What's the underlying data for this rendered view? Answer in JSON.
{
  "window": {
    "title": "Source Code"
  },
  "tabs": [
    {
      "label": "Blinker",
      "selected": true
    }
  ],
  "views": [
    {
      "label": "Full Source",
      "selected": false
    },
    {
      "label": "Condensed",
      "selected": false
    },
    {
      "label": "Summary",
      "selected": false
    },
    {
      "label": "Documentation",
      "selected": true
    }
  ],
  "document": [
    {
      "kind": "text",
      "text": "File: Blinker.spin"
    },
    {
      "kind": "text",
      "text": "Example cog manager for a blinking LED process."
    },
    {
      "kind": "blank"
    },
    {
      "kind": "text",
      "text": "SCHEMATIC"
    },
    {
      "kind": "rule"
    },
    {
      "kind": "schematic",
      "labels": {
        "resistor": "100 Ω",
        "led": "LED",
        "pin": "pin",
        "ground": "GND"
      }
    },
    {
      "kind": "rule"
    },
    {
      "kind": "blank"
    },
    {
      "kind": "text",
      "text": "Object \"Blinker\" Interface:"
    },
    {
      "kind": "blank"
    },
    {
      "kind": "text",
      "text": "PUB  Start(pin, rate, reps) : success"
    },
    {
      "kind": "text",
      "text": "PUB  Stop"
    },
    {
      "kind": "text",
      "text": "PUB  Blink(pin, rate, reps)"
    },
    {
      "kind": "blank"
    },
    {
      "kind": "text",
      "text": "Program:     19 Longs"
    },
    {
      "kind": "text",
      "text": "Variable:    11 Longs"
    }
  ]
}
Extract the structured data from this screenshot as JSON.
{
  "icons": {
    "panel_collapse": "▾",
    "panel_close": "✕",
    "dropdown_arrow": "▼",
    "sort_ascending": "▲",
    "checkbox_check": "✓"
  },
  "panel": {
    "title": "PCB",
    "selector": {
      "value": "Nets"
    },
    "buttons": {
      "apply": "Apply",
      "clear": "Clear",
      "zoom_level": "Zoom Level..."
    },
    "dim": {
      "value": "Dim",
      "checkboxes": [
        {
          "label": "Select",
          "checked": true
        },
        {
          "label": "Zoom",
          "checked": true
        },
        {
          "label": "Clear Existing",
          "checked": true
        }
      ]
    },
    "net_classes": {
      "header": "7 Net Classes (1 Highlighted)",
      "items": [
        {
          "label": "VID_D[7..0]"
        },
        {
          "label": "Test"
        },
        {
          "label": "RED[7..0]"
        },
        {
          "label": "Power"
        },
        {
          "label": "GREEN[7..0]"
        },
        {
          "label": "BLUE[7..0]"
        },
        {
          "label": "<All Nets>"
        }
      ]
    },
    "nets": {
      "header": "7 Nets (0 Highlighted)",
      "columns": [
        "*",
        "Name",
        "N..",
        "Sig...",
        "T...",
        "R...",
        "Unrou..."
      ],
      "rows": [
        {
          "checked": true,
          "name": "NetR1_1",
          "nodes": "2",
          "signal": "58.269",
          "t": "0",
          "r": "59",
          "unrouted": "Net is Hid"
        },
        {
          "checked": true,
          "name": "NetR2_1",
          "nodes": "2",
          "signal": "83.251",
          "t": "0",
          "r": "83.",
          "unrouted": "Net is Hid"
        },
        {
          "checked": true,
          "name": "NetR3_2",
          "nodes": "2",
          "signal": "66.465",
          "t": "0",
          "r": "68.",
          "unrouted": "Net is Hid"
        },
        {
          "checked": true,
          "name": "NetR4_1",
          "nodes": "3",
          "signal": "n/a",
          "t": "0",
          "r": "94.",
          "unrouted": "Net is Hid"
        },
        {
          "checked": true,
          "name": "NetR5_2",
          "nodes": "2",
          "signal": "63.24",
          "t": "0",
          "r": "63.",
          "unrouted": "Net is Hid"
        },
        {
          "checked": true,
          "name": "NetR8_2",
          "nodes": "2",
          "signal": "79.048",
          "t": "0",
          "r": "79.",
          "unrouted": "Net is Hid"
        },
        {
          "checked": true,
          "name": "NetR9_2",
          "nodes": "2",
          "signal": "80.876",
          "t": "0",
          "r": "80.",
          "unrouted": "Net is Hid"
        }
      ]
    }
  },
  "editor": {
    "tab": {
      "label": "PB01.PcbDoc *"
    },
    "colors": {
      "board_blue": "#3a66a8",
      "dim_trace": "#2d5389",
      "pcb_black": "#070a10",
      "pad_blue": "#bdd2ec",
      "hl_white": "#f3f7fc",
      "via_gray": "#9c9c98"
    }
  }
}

### Aim
Select from the material above each line in which the string "Longs" appears, and list those lines.

### Answer to this exercise
      "text": "Program:     19 Longs"
      "text": "Variable:    11 Longs"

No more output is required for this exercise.